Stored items
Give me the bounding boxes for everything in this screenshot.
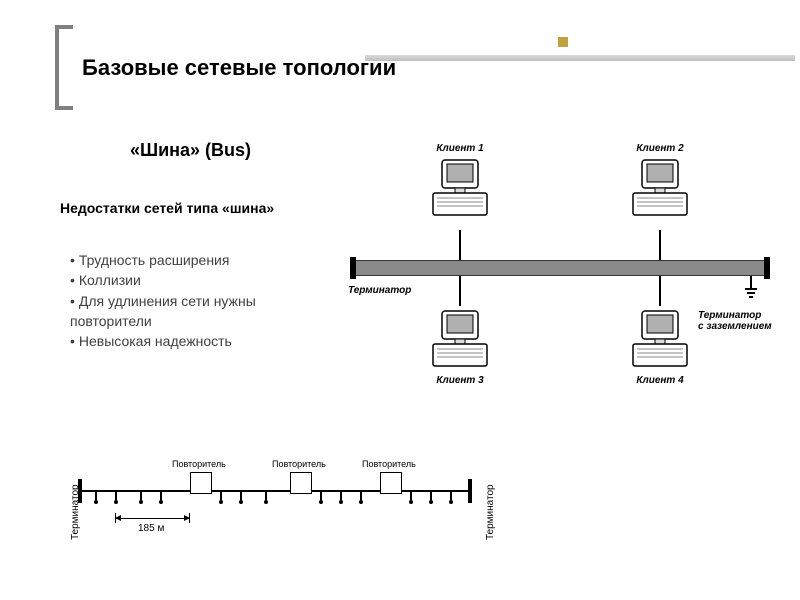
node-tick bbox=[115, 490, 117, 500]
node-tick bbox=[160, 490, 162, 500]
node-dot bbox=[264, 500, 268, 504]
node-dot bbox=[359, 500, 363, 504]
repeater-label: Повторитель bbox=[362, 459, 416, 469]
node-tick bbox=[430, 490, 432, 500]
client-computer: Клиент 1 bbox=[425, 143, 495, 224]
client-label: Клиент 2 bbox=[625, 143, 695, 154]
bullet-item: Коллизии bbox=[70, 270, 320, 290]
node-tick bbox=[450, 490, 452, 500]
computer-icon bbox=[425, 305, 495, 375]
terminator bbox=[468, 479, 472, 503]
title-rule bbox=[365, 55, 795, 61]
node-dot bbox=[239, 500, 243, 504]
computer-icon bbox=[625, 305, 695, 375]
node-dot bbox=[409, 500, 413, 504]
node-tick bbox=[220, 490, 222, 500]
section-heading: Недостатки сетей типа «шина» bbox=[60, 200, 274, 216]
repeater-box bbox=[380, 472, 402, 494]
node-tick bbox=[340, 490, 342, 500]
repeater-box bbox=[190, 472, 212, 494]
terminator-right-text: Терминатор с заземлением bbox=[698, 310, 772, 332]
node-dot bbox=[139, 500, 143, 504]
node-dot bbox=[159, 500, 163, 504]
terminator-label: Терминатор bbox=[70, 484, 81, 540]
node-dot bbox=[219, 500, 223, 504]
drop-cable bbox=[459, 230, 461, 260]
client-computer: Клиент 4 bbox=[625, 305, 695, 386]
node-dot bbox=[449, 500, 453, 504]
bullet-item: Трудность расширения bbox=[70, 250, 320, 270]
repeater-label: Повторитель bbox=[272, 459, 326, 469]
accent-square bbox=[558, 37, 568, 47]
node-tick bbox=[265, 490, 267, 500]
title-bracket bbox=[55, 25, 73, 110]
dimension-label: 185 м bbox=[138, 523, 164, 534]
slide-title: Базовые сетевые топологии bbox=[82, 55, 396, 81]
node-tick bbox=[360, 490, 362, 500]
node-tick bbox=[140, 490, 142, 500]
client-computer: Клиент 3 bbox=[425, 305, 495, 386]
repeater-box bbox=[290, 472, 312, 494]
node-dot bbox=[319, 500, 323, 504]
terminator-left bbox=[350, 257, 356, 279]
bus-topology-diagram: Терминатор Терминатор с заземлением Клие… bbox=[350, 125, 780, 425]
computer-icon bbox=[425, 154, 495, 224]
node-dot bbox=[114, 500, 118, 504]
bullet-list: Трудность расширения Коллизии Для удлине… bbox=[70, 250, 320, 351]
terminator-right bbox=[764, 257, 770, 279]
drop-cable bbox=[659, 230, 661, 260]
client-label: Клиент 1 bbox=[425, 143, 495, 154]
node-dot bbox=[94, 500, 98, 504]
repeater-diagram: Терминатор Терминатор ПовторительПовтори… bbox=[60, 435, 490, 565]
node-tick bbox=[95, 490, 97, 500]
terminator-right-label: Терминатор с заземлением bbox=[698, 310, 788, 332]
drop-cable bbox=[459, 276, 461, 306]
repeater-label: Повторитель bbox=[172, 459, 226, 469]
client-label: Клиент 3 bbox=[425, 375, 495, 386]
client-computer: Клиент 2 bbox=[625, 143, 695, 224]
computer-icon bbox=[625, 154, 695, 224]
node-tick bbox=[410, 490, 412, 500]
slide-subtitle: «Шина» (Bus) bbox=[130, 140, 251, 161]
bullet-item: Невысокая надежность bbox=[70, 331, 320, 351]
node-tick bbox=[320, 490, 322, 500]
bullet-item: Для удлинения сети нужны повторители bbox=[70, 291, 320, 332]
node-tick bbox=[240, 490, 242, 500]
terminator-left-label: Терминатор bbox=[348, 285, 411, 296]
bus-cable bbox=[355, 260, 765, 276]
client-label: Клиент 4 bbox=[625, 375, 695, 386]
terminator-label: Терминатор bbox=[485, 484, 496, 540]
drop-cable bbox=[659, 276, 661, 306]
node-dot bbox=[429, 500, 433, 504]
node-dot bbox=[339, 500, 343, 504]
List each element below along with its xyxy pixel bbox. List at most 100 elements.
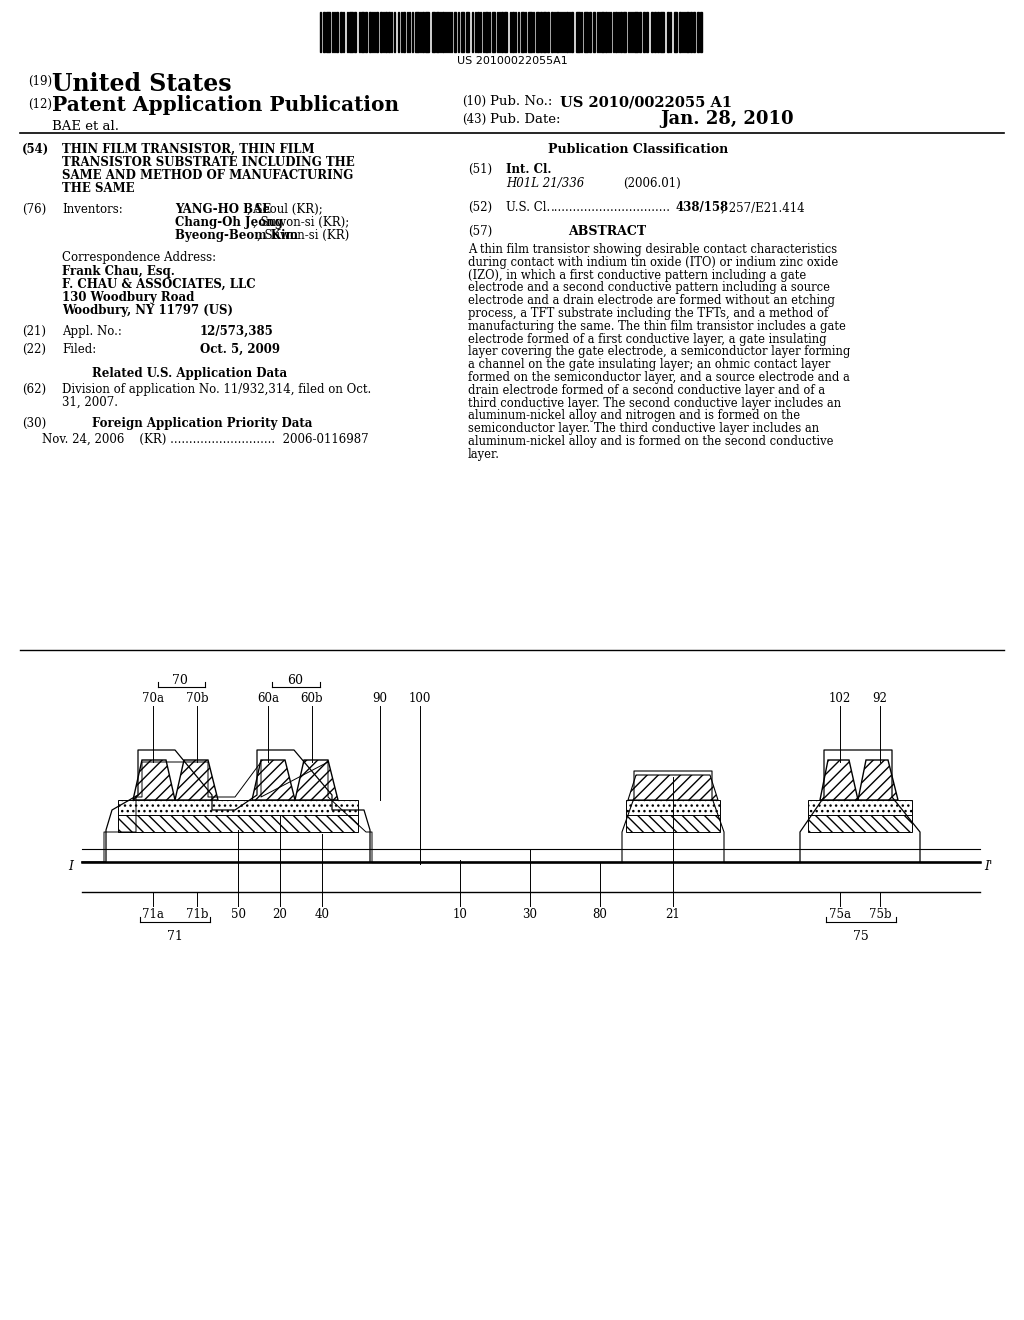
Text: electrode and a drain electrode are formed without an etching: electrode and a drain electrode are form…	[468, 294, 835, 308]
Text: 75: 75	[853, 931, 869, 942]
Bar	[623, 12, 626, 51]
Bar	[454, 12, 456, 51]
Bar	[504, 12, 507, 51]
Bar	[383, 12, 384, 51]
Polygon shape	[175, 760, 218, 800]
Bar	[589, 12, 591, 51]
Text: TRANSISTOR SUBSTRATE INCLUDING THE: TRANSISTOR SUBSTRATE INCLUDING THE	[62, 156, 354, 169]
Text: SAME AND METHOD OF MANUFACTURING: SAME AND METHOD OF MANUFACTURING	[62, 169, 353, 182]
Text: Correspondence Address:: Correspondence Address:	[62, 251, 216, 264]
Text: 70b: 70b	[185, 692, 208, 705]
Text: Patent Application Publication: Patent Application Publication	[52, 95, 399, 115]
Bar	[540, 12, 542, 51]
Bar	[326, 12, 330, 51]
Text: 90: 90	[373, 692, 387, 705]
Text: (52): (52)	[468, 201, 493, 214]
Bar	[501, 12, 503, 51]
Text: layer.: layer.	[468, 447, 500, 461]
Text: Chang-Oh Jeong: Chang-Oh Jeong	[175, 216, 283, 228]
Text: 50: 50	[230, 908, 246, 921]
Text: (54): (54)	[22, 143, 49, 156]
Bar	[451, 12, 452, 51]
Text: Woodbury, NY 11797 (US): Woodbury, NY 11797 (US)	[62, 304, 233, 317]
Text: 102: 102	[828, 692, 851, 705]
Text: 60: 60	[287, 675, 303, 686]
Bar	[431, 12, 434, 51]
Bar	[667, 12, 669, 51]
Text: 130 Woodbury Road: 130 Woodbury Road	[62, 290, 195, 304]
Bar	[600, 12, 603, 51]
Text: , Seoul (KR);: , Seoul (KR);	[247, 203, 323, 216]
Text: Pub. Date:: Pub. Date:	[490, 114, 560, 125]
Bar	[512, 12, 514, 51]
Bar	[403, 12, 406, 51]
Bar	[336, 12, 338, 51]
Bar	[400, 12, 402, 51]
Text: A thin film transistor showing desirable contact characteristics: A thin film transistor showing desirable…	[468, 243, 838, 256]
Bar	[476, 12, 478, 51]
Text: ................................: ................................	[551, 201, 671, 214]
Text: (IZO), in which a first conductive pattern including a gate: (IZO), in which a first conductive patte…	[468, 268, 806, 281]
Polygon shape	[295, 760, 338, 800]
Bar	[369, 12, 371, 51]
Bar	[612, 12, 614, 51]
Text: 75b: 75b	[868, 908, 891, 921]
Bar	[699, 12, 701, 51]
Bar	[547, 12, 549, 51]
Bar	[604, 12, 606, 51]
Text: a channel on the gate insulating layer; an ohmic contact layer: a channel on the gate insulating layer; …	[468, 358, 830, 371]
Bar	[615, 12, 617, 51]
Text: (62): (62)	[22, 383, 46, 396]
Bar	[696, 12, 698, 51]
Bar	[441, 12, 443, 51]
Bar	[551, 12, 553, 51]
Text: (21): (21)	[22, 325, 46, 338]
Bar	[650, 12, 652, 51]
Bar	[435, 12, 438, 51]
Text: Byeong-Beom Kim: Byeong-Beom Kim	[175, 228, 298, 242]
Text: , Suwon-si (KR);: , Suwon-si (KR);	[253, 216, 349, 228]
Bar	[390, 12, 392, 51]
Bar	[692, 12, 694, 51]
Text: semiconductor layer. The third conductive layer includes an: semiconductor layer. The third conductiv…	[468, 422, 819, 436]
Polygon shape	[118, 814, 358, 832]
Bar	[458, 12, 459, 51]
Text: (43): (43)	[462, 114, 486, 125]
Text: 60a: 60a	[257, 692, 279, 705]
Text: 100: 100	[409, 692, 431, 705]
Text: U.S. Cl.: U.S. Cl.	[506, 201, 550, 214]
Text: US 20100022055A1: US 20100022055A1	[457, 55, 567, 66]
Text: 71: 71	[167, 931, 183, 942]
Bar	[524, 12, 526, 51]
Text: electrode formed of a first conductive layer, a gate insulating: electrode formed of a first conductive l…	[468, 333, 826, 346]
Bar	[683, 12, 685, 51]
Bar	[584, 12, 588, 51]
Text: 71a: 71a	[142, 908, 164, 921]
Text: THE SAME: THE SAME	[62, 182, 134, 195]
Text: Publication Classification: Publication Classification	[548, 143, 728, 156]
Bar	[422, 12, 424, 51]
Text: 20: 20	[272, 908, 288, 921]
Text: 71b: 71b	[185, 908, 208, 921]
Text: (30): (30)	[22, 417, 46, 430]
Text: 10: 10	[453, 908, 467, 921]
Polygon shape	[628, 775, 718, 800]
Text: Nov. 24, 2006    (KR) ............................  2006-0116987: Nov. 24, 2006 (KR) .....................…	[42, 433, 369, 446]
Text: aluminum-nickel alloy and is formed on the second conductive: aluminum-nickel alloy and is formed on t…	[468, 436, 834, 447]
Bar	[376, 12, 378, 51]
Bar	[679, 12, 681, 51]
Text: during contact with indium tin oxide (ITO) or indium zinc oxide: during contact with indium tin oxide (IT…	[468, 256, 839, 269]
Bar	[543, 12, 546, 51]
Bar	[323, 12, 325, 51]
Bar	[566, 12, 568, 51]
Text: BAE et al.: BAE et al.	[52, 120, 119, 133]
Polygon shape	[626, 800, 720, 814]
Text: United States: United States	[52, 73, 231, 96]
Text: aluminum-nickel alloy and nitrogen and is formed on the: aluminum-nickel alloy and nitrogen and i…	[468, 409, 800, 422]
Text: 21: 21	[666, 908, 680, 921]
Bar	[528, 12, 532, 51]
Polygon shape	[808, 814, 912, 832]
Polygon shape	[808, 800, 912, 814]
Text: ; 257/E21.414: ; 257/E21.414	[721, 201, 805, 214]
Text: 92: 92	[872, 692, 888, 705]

### Your instructions
Copy out the entries from the line with "node-tick bbox=[115, 490, 117, 500]" to the line with "node-tick bbox=[140, 490, 142, 500]", leaving every line unchanged.

### Exercise solution
node-tick bbox=[115, 490, 117, 500]
node-tick bbox=[160, 490, 162, 500]
node-dot bbox=[264, 500, 268, 504]
node-dot bbox=[359, 500, 363, 504]
repeater-label: Повторитель bbox=[362, 459, 416, 469]
node-tick bbox=[430, 490, 432, 500]
client-computer: Клиент 1 bbox=[425, 143, 495, 224]
client-label: Клиент 2 bbox=[625, 143, 695, 154]
bullet-item: Коллизии bbox=[70, 270, 320, 290]
node-tick bbox=[450, 490, 452, 500]
computer-icon bbox=[425, 305, 495, 375]
terminator bbox=[468, 479, 472, 503]
title-rule bbox=[365, 55, 795, 61]
node-dot bbox=[239, 500, 243, 504]
computer-icon bbox=[625, 305, 695, 375]
node-dot bbox=[409, 500, 413, 504]
node-tick bbox=[220, 490, 222, 500]
section-heading: Недостатки сетей типа «шина» bbox=[60, 200, 274, 216]
repeater-box bbox=[380, 472, 402, 494]
node-tick bbox=[340, 490, 342, 500]
repeater-box bbox=[190, 472, 212, 494]
terminator-right-text: Терминатор с заземлением bbox=[698, 310, 772, 332]
node-dot bbox=[139, 500, 143, 504]
node-dot bbox=[159, 500, 163, 504]
terminator-label: Терминатор bbox=[70, 484, 81, 540]
node-dot bbox=[219, 500, 223, 504]
drop-cable bbox=[459, 230, 461, 260]
client-computer: Клиент 4 bbox=[625, 305, 695, 386]
node-dot bbox=[449, 500, 453, 504]
bullet-item: Трудность расширения bbox=[70, 250, 320, 270]
repeater-label: Повторитель bbox=[272, 459, 326, 469]
accent-square bbox=[558, 37, 568, 47]
node-tick bbox=[265, 490, 267, 500]
title-bracket bbox=[55, 25, 73, 110]
dimension-label: 185 м bbox=[138, 523, 164, 534]
slide-title: Базовые сетевые топологии bbox=[82, 55, 396, 81]
node-tick bbox=[360, 490, 362, 500]
node-tick bbox=[140, 490, 142, 500]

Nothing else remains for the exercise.